▶ **Data**

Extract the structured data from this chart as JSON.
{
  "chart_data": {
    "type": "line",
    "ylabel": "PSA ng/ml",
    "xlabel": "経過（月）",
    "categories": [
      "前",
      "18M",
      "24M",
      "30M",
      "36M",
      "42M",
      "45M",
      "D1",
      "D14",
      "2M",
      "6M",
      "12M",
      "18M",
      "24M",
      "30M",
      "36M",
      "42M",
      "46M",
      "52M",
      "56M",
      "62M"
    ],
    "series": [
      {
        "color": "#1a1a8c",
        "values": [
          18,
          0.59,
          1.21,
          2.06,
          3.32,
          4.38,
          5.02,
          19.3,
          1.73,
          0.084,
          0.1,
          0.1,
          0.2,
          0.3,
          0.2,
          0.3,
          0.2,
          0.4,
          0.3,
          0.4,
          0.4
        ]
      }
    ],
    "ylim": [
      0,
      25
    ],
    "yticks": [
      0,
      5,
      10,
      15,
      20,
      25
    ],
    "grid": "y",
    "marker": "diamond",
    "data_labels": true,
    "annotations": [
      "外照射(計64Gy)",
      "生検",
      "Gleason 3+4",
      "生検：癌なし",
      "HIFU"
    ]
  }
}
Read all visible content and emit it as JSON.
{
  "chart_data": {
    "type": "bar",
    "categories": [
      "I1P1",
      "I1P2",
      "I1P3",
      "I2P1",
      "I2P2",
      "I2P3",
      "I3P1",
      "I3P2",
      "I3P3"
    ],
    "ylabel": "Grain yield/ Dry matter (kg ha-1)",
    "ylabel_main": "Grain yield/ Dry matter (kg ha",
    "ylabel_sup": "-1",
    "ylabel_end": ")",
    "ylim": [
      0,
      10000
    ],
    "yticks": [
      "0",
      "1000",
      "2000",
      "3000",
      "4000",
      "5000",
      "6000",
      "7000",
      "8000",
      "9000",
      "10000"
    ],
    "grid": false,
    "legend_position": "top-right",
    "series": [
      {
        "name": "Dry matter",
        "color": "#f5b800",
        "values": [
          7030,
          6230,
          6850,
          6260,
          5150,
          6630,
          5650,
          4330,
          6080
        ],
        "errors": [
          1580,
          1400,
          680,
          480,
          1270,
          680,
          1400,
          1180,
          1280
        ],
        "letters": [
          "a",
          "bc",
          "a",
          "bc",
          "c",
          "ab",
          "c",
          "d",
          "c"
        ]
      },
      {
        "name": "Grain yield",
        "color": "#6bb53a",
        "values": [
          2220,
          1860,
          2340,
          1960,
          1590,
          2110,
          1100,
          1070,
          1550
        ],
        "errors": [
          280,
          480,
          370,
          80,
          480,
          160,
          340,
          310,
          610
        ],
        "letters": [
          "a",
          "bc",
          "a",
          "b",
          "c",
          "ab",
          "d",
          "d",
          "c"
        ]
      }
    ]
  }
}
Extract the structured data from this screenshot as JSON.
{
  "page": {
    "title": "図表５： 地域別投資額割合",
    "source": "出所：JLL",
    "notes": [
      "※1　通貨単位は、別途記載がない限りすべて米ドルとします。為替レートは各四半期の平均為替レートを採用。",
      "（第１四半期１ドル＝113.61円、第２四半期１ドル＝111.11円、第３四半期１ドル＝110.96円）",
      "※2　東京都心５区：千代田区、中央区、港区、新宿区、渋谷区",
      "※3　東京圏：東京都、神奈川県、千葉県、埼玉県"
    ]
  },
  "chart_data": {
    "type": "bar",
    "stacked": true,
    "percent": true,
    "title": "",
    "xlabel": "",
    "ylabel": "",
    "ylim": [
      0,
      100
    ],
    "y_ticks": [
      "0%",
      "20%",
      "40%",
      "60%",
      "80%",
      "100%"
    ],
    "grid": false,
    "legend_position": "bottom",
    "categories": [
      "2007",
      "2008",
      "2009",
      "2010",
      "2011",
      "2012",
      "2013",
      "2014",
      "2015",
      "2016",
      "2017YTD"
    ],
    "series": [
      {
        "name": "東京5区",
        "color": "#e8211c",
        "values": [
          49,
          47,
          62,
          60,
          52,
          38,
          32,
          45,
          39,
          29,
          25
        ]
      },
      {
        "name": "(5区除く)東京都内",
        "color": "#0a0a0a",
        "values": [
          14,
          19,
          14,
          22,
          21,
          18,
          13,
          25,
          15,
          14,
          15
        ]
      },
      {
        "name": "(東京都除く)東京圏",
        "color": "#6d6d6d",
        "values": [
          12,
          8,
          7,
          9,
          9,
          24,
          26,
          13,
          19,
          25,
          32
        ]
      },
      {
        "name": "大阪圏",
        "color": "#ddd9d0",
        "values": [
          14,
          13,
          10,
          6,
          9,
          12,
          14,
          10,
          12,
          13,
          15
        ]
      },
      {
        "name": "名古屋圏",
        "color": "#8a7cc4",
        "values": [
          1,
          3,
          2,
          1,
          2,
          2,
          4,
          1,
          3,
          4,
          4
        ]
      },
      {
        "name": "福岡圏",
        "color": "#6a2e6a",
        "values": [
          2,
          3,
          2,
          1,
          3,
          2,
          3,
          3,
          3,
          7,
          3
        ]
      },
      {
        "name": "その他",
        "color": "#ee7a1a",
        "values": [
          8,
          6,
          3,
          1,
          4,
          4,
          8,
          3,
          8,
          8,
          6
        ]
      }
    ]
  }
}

▶ **Instructions for the task**
All of the entries must be written out exactly as they stand.

▶ **Completed exercise**
Extract the structured data from this chart as JSON.
{
  "chart_data": {
    "type": "line",
    "ylabel": "PSA ng/ml",
    "xlabel": "経過（月）",
    "categories": [
      "前",
      "18M",
      "24M",
      "30M",
      "36M",
      "42M",
      "45M",
      "D1",
      "D14",
      "2M",
      "6M",
      "12M",
      "18M",
      "24M",
      "30M",
      "36M",
      "42M",
      "46M",
      "52M",
      "56M",
      "62M"
    ],
    "series": [
      {
        "color": "#1a1a8c",
        "values": [
          18,
          0.59,
          1.21,
          2.06,
          3.32,
          4.38,
          5.02,
          19.3,
          1.73,
          0.084,
          0.1,
          0.1,
          0.2,
          0.3,
          0.2,
          0.3,
          0.2,
          0.4,
          0.3,
          0.4,
          0.4
        ]
      }
    ],
    "ylim": [
      0,
      25
    ],
    "yticks": [
      0,
      5,
      10,
      15,
      20,
      25
    ],
    "grid": "y",
    "marker": "diamond",
    "data_labels": true,
    "annotations": [
      "外照射(計64Gy)",
      "生検",
      "Gleason 3+4",
      "生検：癌なし",
      "HIFU"
    ]
  }
}
Read all visible content and emit it as JSON.
{
  "chart_data": {
    "type": "bar",
    "categories": [
      "I1P1",
      "I1P2",
      "I1P3",
      "I2P1",
      "I2P2",
      "I2P3",
      "I3P1",
      "I3P2",
      "I3P3"
    ],
    "ylabel": "Grain yield/ Dry matter (kg ha-1)",
    "ylabel_main": "Grain yield/ Dry matter (kg ha",
    "ylabel_sup": "-1",
    "ylabel_end": ")",
    "ylim": [
      0,
      10000
    ],
    "yticks": [
      "0",
      "1000",
      "2000",
      "3000",
      "4000",
      "5000",
      "6000",
      "7000",
      "8000",
      "9000",
      "10000"
    ],
    "grid": false,
    "legend_position": "top-right",
    "series": [
      {
        "name": "Dry matter",
        "color": "#f5b800",
        "values": [
          7030,
          6230,
          6850,
          6260,
          5150,
          6630,
          5650,
          4330,
          6080
        ],
        "errors": [
          1580,
          1400,
          680,
          480,
          1270,
          680,
          1400,
          1180,
          1280
        ],
        "letters": [
          "a",
          "bc",
          "a",
          "bc",
          "c",
          "ab",
          "c",
          "d",
          "c"
        ]
      },
      {
        "name": "Grain yield",
        "color": "#6bb53a",
        "values": [
          2220,
          1860,
          2340,
          1960,
          1590,
          2110,
          1100,
          1070,
          1550
        ],
        "errors": [
          280,
          480,
          370,
          80,
          480,
          160,
          340,
          310,
          610
        ],
        "letters": [
          "a",
          "bc",
          "a",
          "b",
          "c",
          "ab",
          "d",
          "d",
          "c"
        ]
      }
    ]
  }
}
Extract the structured data from this screenshot as JSON.
{
  "page": {
    "title": "図表５： 地域別投資額割合",
    "source": "出所：JLL",
    "notes": [
      "※1　通貨単位は、別途記載がない限りすべて米ドルとします。為替レートは各四半期の平均為替レートを採用。",
      "（第１四半期１ドル＝113.61円、第２四半期１ドル＝111.11円、第３四半期１ドル＝110.96円）",
      "※2　東京都心５区：千代田区、中央区、港区、新宿区、渋谷区",
      "※3　東京圏：東京都、神奈川県、千葉県、埼玉県"
    ]
  },
  "chart_data": {
    "type": "bar",
    "stacked": true,
    "percent": true,
    "title": "",
    "xlabel": "",
    "ylabel": "",
    "ylim": [
      0,
      100
    ],
    "y_ticks": [
      "0%",
      "20%",
      "40%",
      "60%",
      "80%",
      "100%"
    ],
    "grid": false,
    "legend_position": "bottom",
    "categories": [
      "2007",
      "2008",
      "2009",
      "2010",
      "2011",
      "2012",
      "2013",
      "2014",
      "2015",
      "2016",
      "2017YTD"
    ],
    "series": [
      {
        "name": "東京5区",
        "color": "#e8211c",
        "values": [
          49,
          47,
          62,
          60,
          52,
          38,
          32,
          45,
          39,
          29,
          25
        ]
      },
      {
        "name": "(5区除く)東京都内",
        "color": "#0a0a0a",
        "values": [
          14,
          19,
          14,
          22,
          21,
          18,
          13,
          25,
          15,
          14,
          15
        ]
      },
      {
        "name": "(東京都除く)東京圏",
        "color": "#6d6d6d",
        "values": [
          12,
          8,
          7,
          9,
          9,
          24,
          26,
          13,
          19,
          25,
          32
        ]
      },
      {
        "name": "大阪圏",
        "color": "#ddd9d0",
        "values": [
          14,
          13,
          10,
          6,
          9,
          12,
          14,
          10,
          12,
          13,
          15
        ]
      },
      {
        "name": "名古屋圏",
        "color": "#8a7cc4",
        "values": [
          1,
          3,
          2,
          1,
          2,
          2,
          4,
          1,
          3,
          4,
          4
        ]
      },
      {
        "name": "福岡圏",
        "color": "#6a2e6a",
        "values": [
          2,
          3,
          2,
          1,
          3,
          2,
          3,
          3,
          3,
          7,
          3
        ]
      },
      {
        "name": "その他",
        "color": "#ee7a1a",
        "values": [
          8,
          6,
          3,
          1,
          4,
          4,
          8,
          3,
          8,
          8,
          6
        ]
      }
    ]
  }
}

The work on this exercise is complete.